▶ DATA FOR THIS TASK:
__________________________________________________

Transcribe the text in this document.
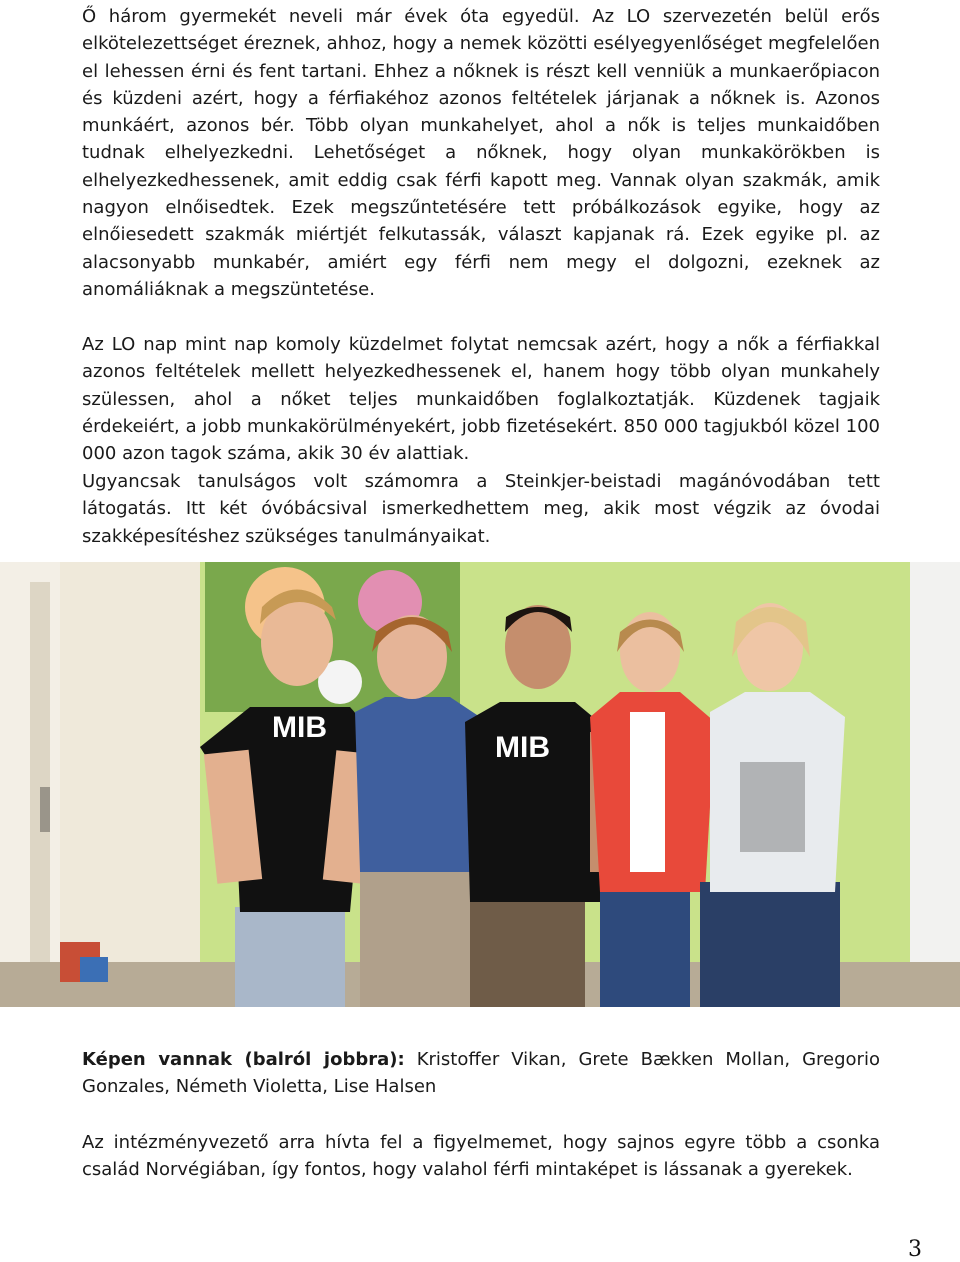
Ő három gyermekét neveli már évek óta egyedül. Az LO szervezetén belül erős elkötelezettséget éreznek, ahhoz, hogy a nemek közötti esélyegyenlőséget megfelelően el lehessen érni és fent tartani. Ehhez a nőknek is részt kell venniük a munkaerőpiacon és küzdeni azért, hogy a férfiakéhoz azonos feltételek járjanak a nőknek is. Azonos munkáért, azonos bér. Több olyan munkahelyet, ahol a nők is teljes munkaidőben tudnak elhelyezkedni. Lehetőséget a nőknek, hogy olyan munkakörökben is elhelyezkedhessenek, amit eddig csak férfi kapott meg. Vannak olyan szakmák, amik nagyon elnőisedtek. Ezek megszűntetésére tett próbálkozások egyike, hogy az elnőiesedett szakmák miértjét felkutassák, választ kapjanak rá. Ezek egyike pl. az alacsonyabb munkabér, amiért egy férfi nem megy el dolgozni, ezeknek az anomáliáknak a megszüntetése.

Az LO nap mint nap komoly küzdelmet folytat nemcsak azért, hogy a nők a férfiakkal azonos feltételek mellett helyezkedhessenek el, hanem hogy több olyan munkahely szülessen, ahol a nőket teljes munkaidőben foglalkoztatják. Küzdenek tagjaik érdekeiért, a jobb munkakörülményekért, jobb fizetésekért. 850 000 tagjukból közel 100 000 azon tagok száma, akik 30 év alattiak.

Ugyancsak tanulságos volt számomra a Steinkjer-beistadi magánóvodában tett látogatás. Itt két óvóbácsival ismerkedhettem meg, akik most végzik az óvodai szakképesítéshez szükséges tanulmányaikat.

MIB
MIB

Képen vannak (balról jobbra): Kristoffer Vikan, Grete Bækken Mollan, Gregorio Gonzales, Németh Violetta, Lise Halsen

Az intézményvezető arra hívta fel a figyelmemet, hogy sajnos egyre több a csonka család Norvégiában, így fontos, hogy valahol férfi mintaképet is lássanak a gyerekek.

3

__________________________________________________

Leave out the pictures and give the listing above again exactly.

Transcribe the text in this document.
Ő három gyermekét neveli már évek óta egyedül. Az LO szervezetén belül erős elkötelezettséget éreznek, ahhoz, hogy a nemek közötti esélyegyenlőséget megfelelően el lehessen érni és fent tartani. Ehhez a nőknek is részt kell venniük a munkaerőpiacon és küzdeni azért, hogy a férfiakéhoz azonos feltételek járjanak a nőknek is. Azonos munkáért, azonos bér. Több olyan munkahelyet, ahol a nők is teljes munkaidőben tudnak elhelyezkedni. Lehetőséget a nőknek, hogy olyan munkakörökben is elhelyezkedhessenek, amit eddig csak férfi kapott meg. Vannak olyan szakmák, amik nagyon elnőisedtek. Ezek megszűntetésére tett próbálkozások egyike, hogy az elnőiesedett szakmák miértjét felkutassák, választ kapjanak rá. Ezek egyike pl. az alacsonyabb munkabér, amiért egy férfi nem megy el dolgozni, ezeknek az anomáliáknak a megszüntetése.

Az LO nap mint nap komoly küzdelmet folytat nemcsak azért, hogy a nők a férfiakkal azonos feltételek mellett helyezkedhessenek el, hanem hogy több olyan munkahely szülessen, ahol a nőket teljes munkaidőben foglalkoztatják. Küzdenek tagjaik érdekeiért, a jobb munkakörülményekért, jobb fizetésekért. 850 000 tagjukból közel 100 000 azon tagok száma, akik 30 év alattiak.

Ugyancsak tanulságos volt számomra a Steinkjer-beistadi magánóvodában tett látogatás. Itt két óvóbácsival ismerkedhettem meg, akik most végzik az óvodai szakképesítéshez szükséges tanulmányaikat.

MIB
MIB

Képen vannak (balról jobbra): Kristoffer Vikan, Grete Bækken Mollan, Gregorio Gonzales, Németh Violetta, Lise Halsen

Az intézményvezető arra hívta fel a figyelmemet, hogy sajnos egyre több a csonka család Norvégiában, így fontos, hogy valahol férfi mintaképet is lássanak a gyerekek.

3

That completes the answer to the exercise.